→ **TASK STATEMENT**:
Print the complete set of entries exactly.

→ **EXERCISE MATERIALS**:
+---+

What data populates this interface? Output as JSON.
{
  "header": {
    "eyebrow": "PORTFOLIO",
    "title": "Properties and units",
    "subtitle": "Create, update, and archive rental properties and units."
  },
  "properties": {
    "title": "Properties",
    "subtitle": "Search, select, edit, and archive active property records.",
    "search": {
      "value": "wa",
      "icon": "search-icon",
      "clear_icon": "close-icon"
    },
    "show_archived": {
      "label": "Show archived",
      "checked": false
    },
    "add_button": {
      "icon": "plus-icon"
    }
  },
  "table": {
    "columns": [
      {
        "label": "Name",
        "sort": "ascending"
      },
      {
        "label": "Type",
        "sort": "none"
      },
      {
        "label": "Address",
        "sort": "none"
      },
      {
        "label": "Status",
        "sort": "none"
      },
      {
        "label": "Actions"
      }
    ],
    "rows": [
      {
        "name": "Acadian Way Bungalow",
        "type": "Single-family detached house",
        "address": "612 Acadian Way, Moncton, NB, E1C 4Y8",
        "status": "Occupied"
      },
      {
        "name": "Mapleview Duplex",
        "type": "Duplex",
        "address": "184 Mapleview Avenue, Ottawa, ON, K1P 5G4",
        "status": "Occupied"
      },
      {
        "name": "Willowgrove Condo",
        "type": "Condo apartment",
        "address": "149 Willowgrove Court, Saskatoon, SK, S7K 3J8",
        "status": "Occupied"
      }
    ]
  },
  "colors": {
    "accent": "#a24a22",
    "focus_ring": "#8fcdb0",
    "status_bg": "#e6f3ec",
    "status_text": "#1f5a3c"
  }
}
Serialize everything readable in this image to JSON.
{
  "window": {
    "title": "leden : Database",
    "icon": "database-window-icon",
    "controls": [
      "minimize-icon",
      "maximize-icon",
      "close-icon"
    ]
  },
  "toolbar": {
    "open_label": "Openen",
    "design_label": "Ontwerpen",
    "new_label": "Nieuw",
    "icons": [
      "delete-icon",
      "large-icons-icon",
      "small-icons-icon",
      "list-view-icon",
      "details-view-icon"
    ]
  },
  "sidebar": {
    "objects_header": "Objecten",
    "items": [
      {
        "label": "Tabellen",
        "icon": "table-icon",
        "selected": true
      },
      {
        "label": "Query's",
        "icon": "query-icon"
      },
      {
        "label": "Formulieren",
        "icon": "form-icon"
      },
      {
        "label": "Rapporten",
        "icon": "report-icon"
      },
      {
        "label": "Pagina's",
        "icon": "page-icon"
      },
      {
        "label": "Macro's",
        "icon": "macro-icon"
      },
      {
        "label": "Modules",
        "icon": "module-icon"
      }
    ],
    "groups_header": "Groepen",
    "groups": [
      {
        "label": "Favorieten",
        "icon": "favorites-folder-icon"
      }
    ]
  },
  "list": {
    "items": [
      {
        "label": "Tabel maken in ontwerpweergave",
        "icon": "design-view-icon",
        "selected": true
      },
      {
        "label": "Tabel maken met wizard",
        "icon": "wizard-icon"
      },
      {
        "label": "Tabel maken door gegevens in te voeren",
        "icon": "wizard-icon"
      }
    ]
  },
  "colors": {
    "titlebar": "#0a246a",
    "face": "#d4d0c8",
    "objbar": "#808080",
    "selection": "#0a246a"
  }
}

+---+

→ **SOLUTION FOR THIS EXERCISE**:
What data populates this interface? Output as JSON.
{
  "header": {
    "eyebrow": "PORTFOLIO",
    "title": "Properties and units",
    "subtitle": "Create, update, and archive rental properties and units."
  },
  "properties": {
    "title": "Properties",
    "subtitle": "Search, select, edit, and archive active property records.",
    "search": {
      "value": "wa",
      "icon": "search-icon",
      "clear_icon": "close-icon"
    },
    "show_archived": {
      "label": "Show archived",
      "checked": false
    },
    "add_button": {
      "icon": "plus-icon"
    }
  },
  "table": {
    "columns": [
      {
        "label": "Name",
        "sort": "ascending"
      },
      {
        "label": "Type",
        "sort": "none"
      },
      {
        "label": "Address",
        "sort": "none"
      },
      {
        "label": "Status",
        "sort": "none"
      },
      {
        "label": "Actions"
      }
    ],
    "rows": [
      {
        "name": "Acadian Way Bungalow",
        "type": "Single-family detached house",
        "address": "612 Acadian Way, Moncton, NB, E1C 4Y8",
        "status": "Occupied"
      },
      {
        "name": "Mapleview Duplex",
        "type": "Duplex",
        "address": "184 Mapleview Avenue, Ottawa, ON, K1P 5G4",
        "status": "Occupied"
      },
      {
        "name": "Willowgrove Condo",
        "type": "Condo apartment",
        "address": "149 Willowgrove Court, Saskatoon, SK, S7K 3J8",
        "status": "Occupied"
      }
    ]
  },
  "colors": {
    "accent": "#a24a22",
    "focus_ring": "#8fcdb0",
    "status_bg": "#e6f3ec",
    "status_text": "#1f5a3c"
  }
}
Serialize everything readable in this image to JSON.
{
  "window": {
    "title": "leden : Database",
    "icon": "database-window-icon",
    "controls": [
      "minimize-icon",
      "maximize-icon",
      "close-icon"
    ]
  },
  "toolbar": {
    "open_label": "Openen",
    "design_label": "Ontwerpen",
    "new_label": "Nieuw",
    "icons": [
      "delete-icon",
      "large-icons-icon",
      "small-icons-icon",
      "list-view-icon",
      "details-view-icon"
    ]
  },
  "sidebar": {
    "objects_header": "Objecten",
    "items": [
      {
        "label": "Tabellen",
        "icon": "table-icon",
        "selected": true
      },
      {
        "label": "Query's",
        "icon": "query-icon"
      },
      {
        "label": "Formulieren",
        "icon": "form-icon"
      },
      {
        "label": "Rapporten",
        "icon": "report-icon"
      },
      {
        "label": "Pagina's",
        "icon": "page-icon"
      },
      {
        "label": "Macro's",
        "icon": "macro-icon"
      },
      {
        "label": "Modules",
        "icon": "module-icon"
      }
    ],
    "groups_header": "Groepen",
    "groups": [
      {
        "label": "Favorieten",
        "icon": "favorites-folder-icon"
      }
    ]
  },
  "list": {
    "items": [
      {
        "label": "Tabel maken in ontwerpweergave",
        "icon": "design-view-icon",
        "selected": true
      },
      {
        "label": "Tabel maken met wizard",
        "icon": "wizard-icon"
      },
      {
        "label": "Tabel maken door gegevens in te voeren",
        "icon": "wizard-icon"
      }
    ]
  },
  "colors": {
    "titlebar": "#0a246a",
    "face": "#d4d0c8",
    "objbar": "#808080",
    "selection": "#0a246a"
  }
}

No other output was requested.